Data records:
* * *
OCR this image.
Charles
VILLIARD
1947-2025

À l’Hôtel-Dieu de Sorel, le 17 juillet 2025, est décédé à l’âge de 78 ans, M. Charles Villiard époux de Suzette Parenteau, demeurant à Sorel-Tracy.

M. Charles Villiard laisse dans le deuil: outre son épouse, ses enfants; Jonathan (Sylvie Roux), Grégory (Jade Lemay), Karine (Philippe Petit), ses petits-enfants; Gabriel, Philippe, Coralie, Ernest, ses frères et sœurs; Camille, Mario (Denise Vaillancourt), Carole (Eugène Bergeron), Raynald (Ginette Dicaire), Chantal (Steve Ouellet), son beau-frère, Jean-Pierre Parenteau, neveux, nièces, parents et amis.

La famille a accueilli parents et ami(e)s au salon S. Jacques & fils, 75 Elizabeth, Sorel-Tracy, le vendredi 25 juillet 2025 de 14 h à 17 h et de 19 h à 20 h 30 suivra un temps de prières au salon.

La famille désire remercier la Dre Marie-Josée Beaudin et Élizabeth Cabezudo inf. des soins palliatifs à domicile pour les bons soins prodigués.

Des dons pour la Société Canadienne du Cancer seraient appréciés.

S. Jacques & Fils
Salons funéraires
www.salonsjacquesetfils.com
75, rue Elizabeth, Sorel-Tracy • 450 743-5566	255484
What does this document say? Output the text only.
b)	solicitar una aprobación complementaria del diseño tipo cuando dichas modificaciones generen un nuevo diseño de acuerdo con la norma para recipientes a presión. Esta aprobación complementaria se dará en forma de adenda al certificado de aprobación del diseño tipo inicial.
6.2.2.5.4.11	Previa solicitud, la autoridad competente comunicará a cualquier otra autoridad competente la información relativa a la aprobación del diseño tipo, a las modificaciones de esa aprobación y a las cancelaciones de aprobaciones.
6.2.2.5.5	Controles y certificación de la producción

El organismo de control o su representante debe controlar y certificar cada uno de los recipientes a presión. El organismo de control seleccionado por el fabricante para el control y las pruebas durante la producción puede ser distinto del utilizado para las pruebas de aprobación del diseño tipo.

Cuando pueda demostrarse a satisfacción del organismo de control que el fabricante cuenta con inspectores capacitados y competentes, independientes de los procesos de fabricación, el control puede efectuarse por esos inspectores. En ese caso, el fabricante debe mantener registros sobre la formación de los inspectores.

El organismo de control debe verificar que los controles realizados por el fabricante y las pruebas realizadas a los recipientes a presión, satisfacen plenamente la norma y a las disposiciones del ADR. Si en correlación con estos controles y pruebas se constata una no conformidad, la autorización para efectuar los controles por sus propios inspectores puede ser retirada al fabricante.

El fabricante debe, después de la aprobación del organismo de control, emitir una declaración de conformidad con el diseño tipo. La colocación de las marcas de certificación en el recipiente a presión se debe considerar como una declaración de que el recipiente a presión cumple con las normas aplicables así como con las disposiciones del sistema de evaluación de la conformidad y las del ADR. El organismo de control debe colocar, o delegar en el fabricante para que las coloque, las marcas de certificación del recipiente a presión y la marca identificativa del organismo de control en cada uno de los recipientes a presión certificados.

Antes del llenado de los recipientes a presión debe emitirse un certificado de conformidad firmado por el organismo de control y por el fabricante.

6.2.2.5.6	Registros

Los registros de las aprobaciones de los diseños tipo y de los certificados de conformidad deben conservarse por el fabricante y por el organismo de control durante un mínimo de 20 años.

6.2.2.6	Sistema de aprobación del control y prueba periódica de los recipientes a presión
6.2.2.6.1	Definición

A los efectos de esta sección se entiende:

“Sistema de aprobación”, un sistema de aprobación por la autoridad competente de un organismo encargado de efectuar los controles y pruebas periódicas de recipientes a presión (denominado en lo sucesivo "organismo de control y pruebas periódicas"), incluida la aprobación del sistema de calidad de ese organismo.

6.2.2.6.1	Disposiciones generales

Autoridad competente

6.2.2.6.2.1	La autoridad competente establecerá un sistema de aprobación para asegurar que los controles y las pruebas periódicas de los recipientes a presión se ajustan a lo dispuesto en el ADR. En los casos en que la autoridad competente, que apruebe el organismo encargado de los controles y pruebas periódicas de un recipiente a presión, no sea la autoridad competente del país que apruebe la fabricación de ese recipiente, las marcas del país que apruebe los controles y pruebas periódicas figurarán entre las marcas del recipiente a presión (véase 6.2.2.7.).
* * *
→ To do:
Only lines with the word "pour" should be collected from the material.

→ Task output:
La famille désire remercier la Dre Marie-Josée Beaudin et Élizabeth Cabezudo inf. des soins palliatifs à domicile pour les bons soins prodigués.
Des dons pour la Société Canadienne du Cancer seraient appréciés.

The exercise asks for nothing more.